### Quesito 1
Rispondi alle domande seguenti usando il brano sulle pensioni.
(a) Secondo Inverco, quanti euro hanno gestito nel 2023 i fondi pensionistici privati in Spagna?
(b) Chi ha firmato accordi per promuovere i piani pensionistici privati, oltre ai governi e alle organizzazioni datoriali che li hanno promossi?
(c) Quale argomento viene presentato come "uno degli argomenti più cinici" a favore del prolungamento della vita lavorativa?
### Quesito 2
Prosegui il brano sulle pensioni a partire dalla sua ultima frase.

È evidente che ci troviamo di fronte a due pesi e due misure in termini di disciplina fiscale e, ancora una volta, a una definizione di priorità che privilegia il riarmo e la guerra rispetto al benessere della classe lavoratrice.
In terzo luogo, possiamo notare che dietro il discorso della sostenibilità si nasconda un altro obiettivo, che è quello di trasferire i risparmi dei lavoratori a gestori privati. Negli ultimi anni, i governi e le organizzazioni datoriali hanno promosso in modo aggressivo i piani pensionistici privati, presentandoli come un complemento necessario alla presunta debolezza del sistema pubblico. Anche i sindacati maggioritari hanno firmato accordi per promuoverli, normalizzando un modello che va a vantaggio di banche e assicurazioni.
L’attività è molto redditizia. Secondo l’Associazione degli Istituti di Investimento Collettivo e dei Fondi Pensione (Inverco), nel 2023 i fondi pensionistici privati in Spagna hanno gestito 119 miliardi di euro, con commissioni che possono divorare fino al 30% dei rendimenti. Inoltre, questi piani trasferiscono il rischio ai singoli individui, poiché se gli investimenti falliscono (come nel 2008) il lavoratore perde la pensione. Mentre il sistema pubblico, basato sulla ripartizione e sulla solidarietà, garantisce un reddito stabile anche in caso di crisi. Non è un caso che BlackRock, il più grande gestore di fondi al mondo, stia facendo pressioni sull’UE affinché privatizzi le pensioni.
Siamo quindi di fronte a una svolta costante verso la privatizzazione occulta, che sta portando alla trasformazione del diritto a una pensione dignitosa in un business miliardario per i grandi fondi.
In quarto luogo, uno degli argomenti più cinici a favore del prolungamento della vita lavorativa è l’aumento dell’aspettativa di vita. Se viviamo più a lungo, dobbiamo lavorare più a lungo, ripetono politici ed editorialisti al servizio dei loro padroni. Ma questa logica, che mira solo ad aumentare la generazione individuale di plusvalore per individuo e a ridurre il rendimento dei contributi sotto forma di pensioni, nasconde consapevolmente due realtà.

### Righe di dati
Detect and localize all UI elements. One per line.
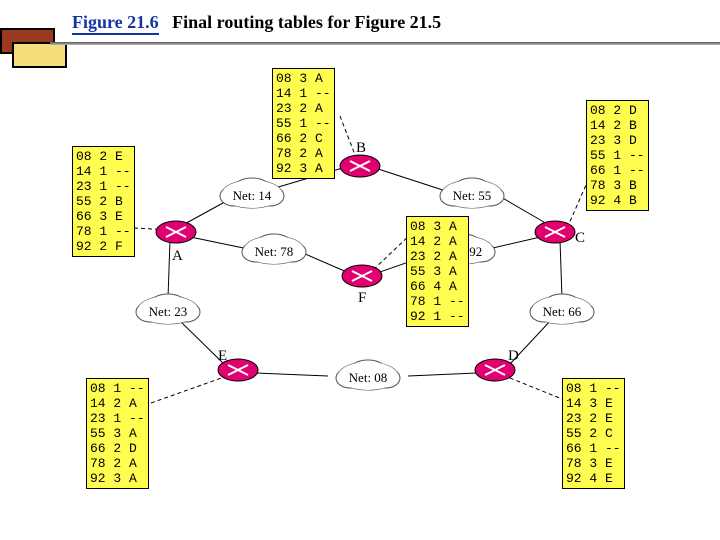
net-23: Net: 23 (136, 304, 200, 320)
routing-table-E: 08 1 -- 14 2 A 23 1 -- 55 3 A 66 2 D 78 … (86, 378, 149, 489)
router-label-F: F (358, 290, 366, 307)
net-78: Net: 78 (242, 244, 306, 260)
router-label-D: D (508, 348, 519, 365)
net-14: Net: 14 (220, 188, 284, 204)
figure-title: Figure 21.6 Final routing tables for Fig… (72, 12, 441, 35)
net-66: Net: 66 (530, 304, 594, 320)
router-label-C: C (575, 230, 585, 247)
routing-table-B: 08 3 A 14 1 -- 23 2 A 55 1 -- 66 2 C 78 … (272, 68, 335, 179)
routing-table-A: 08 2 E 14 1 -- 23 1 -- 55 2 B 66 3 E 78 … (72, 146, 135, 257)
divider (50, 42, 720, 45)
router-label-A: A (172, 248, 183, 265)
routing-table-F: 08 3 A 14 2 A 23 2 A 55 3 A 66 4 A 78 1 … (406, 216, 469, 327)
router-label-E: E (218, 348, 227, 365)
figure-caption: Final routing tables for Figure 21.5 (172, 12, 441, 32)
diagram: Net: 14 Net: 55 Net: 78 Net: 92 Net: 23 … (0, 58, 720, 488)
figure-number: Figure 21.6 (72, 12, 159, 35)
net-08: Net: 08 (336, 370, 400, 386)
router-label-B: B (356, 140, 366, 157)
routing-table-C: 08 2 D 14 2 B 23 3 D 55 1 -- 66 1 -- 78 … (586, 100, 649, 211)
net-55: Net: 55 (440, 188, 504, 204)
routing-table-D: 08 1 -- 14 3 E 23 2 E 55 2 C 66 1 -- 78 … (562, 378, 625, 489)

### Risposta scritta 1
(a) 119 miliardi di euro.
(b) I sindacati maggioritari.
(c) L'aumento dell'aspettativa di vita.

### Risposta scritta 2
Da un lato, l’enorme disuguaglianza nella longevità in Spagna: a seconda del codice postale di residenza, una persona può vivere fino a sette anni in meno se vive in un quartiere operaio, segno evidente di come esista una differenza di classe anche nell’aspettativa di vita.
D’altra parte, e in relazione a quanto detto sopra, le condizioni di vita della classe operaia fanno sì che la relativa longevità non vada necessariamente di pari passo con la buona salute. Ciò è evidente dall’aumento delle malattie croniche e della necessità di assistenza per le disabilità legate all’età, nonché da una vita lavorativa fisicamente e mentalmente estenuante.
Ci troviamo quindi di fronte a un disegno di tagli avaro e immorale che riduce la vita della persona a rimanere sulla ruota dello sfruttamento e dell’estrazione del plusvalore fino a quando, resi inutili a tale scopo, veniamo scartati, non permettendoci di sviluppare appieno una parte sostanziale degli ultimi anni della nostra vita.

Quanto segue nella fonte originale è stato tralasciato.